__Directions__:
All lines featuring the string "wheels" are to be listed.

__Supplied information__:
○ ○ ○
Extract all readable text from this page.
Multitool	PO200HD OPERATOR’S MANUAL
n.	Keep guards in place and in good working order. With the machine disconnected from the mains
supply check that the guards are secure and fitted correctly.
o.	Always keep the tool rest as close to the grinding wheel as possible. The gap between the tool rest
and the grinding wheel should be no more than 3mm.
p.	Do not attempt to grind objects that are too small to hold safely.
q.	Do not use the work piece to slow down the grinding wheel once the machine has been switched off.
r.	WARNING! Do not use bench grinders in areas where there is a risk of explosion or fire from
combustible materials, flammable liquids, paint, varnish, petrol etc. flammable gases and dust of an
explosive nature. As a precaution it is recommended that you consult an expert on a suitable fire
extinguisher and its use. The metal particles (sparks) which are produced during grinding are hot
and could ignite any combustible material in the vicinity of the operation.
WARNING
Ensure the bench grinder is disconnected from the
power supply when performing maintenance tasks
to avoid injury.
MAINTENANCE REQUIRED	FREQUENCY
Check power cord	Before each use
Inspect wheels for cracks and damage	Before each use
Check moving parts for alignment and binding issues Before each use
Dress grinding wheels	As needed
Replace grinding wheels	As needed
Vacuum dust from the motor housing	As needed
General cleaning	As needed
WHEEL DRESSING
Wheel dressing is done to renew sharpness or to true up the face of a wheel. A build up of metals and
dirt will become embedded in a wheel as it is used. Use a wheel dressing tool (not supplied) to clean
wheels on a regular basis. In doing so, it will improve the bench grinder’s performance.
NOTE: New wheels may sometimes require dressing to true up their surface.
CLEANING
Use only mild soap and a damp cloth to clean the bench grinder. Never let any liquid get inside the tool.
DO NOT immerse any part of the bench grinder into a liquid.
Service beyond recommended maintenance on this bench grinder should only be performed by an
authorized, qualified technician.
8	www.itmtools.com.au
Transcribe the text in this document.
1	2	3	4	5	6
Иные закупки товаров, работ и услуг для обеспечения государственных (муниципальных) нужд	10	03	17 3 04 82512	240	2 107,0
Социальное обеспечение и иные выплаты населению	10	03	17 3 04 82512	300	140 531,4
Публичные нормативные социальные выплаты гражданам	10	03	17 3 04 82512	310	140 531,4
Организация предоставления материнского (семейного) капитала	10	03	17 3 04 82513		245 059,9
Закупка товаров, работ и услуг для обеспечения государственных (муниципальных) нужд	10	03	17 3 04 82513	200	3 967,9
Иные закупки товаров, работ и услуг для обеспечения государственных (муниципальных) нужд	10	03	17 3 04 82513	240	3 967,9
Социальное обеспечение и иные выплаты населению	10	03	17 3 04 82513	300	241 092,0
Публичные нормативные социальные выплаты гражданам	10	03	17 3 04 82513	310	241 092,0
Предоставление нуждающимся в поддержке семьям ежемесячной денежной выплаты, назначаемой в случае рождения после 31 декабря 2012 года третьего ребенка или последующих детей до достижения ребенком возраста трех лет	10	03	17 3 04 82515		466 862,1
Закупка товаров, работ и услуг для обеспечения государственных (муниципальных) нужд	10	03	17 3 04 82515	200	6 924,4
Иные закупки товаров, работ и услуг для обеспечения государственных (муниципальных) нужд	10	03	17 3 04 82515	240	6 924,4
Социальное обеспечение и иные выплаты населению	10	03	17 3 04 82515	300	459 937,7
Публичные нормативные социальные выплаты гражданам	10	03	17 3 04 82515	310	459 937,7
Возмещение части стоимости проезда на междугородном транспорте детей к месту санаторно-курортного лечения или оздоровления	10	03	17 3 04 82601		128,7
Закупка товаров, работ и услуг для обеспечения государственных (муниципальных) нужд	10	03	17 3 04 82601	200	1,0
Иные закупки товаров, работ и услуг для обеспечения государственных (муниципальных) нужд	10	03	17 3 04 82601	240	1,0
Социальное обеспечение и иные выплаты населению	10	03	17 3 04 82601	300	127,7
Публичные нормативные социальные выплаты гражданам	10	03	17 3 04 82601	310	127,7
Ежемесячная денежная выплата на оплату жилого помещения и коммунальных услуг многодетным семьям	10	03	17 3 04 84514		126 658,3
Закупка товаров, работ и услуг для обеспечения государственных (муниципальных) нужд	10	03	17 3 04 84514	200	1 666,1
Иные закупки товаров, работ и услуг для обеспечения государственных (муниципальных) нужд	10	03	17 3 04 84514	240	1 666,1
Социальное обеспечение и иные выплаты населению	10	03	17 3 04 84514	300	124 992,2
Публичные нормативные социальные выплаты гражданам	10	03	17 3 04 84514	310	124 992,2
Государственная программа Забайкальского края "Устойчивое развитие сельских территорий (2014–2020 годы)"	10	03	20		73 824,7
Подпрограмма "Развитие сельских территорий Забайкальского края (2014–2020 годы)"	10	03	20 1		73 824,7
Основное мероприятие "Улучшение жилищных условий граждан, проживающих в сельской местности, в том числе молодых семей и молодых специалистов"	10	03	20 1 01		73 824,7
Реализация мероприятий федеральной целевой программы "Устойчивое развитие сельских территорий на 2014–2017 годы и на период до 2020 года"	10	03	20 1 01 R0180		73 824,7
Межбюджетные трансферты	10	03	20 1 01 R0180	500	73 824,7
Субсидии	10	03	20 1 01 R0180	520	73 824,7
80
○ ○ ○
__Full solution__:
Inspect wheels for cracks and damage	Before each use
Dress grinding wheels	As needed
Replace grinding wheels	As needed
wheels on a regular basis. In doing so, it will improve the bench grinder’s performance.
NOTE: New wheels may sometimes require dressing to true up their surface.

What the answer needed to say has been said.